### What to do
What is the number of lines containing "комн"? Give only that number.

### Listed records
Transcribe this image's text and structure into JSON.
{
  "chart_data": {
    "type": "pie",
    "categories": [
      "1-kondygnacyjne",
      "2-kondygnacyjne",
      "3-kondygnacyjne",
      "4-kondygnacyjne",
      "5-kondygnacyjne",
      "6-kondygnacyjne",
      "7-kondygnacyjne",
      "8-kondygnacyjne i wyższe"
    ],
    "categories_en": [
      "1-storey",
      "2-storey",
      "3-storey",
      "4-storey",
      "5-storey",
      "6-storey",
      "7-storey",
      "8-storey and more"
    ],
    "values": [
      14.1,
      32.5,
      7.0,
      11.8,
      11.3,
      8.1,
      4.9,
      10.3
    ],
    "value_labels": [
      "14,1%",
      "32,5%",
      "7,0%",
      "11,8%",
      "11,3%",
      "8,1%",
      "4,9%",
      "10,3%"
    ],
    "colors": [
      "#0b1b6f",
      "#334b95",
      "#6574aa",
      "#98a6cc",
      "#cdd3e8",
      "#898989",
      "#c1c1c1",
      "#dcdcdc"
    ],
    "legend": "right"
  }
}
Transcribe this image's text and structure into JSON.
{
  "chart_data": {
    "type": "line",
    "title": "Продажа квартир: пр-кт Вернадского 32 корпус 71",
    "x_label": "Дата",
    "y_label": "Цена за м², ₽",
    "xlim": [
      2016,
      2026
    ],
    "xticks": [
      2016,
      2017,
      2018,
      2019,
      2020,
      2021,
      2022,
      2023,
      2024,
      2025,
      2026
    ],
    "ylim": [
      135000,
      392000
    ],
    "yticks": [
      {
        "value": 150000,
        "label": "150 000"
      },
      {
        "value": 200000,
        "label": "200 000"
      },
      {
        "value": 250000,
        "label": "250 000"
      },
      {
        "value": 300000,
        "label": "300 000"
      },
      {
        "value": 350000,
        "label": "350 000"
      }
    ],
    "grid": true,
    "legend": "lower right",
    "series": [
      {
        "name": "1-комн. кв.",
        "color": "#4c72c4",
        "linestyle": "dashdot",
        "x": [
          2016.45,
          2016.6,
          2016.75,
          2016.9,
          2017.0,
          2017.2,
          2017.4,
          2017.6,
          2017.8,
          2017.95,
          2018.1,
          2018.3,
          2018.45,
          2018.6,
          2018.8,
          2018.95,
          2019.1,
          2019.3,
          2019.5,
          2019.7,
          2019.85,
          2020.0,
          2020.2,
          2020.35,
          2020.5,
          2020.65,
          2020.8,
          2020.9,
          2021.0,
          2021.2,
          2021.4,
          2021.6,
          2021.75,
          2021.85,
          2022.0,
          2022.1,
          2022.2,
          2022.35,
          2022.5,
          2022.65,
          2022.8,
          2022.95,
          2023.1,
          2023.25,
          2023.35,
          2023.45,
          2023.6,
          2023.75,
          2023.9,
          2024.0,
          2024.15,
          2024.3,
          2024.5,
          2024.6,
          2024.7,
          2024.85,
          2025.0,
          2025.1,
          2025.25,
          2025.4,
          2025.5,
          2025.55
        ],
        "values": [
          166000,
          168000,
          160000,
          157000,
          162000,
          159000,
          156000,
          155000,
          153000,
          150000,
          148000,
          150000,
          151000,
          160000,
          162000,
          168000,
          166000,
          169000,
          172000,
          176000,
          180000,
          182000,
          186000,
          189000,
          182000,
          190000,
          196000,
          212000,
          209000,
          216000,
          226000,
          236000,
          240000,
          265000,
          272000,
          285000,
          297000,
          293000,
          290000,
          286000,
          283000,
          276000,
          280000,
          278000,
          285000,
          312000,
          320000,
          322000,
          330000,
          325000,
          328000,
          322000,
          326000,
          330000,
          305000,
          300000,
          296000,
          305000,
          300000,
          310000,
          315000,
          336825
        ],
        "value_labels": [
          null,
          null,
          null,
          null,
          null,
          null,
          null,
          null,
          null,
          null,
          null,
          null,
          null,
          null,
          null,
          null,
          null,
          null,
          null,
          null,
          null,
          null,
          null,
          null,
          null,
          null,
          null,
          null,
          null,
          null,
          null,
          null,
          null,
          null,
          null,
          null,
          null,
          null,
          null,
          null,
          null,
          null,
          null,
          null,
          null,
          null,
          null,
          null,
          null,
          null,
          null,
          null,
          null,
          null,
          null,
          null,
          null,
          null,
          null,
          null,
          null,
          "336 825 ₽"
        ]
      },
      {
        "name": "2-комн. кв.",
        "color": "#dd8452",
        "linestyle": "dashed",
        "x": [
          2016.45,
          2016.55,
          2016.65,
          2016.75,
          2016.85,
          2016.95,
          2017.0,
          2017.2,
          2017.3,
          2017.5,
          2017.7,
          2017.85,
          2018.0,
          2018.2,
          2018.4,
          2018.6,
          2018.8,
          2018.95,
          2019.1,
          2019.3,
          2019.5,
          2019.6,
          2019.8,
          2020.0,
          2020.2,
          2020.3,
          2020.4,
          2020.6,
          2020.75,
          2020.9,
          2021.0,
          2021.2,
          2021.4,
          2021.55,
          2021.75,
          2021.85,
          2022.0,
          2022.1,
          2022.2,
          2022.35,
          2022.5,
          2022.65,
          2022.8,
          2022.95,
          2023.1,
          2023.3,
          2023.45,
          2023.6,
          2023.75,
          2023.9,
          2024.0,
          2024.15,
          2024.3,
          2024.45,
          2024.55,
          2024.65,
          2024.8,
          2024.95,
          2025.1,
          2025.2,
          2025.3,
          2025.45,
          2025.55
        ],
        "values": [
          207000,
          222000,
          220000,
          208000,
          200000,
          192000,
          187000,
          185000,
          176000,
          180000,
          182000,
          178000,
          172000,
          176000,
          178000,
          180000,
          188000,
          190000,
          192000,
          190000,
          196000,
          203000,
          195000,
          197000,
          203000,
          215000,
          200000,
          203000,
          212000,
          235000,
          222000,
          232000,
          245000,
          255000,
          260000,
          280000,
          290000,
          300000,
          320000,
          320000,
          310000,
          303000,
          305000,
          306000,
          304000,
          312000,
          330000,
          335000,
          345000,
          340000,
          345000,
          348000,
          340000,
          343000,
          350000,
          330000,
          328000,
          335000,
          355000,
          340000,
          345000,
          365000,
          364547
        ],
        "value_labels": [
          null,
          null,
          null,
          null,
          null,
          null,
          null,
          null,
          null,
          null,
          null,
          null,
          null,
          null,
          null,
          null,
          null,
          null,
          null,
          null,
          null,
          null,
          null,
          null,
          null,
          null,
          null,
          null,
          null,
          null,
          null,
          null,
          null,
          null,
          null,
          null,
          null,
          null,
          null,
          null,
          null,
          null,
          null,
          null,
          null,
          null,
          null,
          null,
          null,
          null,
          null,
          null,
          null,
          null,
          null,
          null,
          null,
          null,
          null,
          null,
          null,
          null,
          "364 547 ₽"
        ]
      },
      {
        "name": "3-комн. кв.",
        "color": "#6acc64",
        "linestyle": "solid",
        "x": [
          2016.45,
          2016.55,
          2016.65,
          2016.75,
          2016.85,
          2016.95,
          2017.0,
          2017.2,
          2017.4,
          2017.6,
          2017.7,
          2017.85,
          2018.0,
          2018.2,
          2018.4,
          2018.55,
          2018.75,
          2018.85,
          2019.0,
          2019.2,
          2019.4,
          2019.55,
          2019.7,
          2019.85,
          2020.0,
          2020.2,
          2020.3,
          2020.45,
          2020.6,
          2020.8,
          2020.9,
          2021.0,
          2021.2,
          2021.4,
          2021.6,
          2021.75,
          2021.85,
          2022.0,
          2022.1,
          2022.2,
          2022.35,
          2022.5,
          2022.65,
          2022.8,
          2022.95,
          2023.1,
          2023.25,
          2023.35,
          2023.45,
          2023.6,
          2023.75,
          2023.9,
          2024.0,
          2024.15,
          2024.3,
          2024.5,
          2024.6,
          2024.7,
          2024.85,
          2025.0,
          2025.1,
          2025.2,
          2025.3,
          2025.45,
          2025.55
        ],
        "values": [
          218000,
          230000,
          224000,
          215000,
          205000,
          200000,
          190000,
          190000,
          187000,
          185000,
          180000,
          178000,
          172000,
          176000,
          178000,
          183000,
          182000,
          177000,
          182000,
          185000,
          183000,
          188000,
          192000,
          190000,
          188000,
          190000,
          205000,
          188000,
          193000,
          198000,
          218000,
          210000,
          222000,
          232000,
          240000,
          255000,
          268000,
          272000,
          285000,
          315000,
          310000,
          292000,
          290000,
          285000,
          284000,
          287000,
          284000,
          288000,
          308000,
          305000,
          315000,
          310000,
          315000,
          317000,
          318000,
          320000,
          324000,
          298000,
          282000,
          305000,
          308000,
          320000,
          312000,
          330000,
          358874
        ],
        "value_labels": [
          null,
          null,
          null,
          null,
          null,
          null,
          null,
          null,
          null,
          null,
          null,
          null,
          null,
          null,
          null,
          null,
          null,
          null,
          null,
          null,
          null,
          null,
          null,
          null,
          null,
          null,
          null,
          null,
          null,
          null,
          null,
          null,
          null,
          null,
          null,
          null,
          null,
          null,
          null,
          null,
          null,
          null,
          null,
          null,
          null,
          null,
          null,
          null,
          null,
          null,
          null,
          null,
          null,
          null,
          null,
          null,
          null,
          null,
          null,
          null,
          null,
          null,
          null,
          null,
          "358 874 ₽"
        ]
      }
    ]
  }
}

### Result of this exercise
3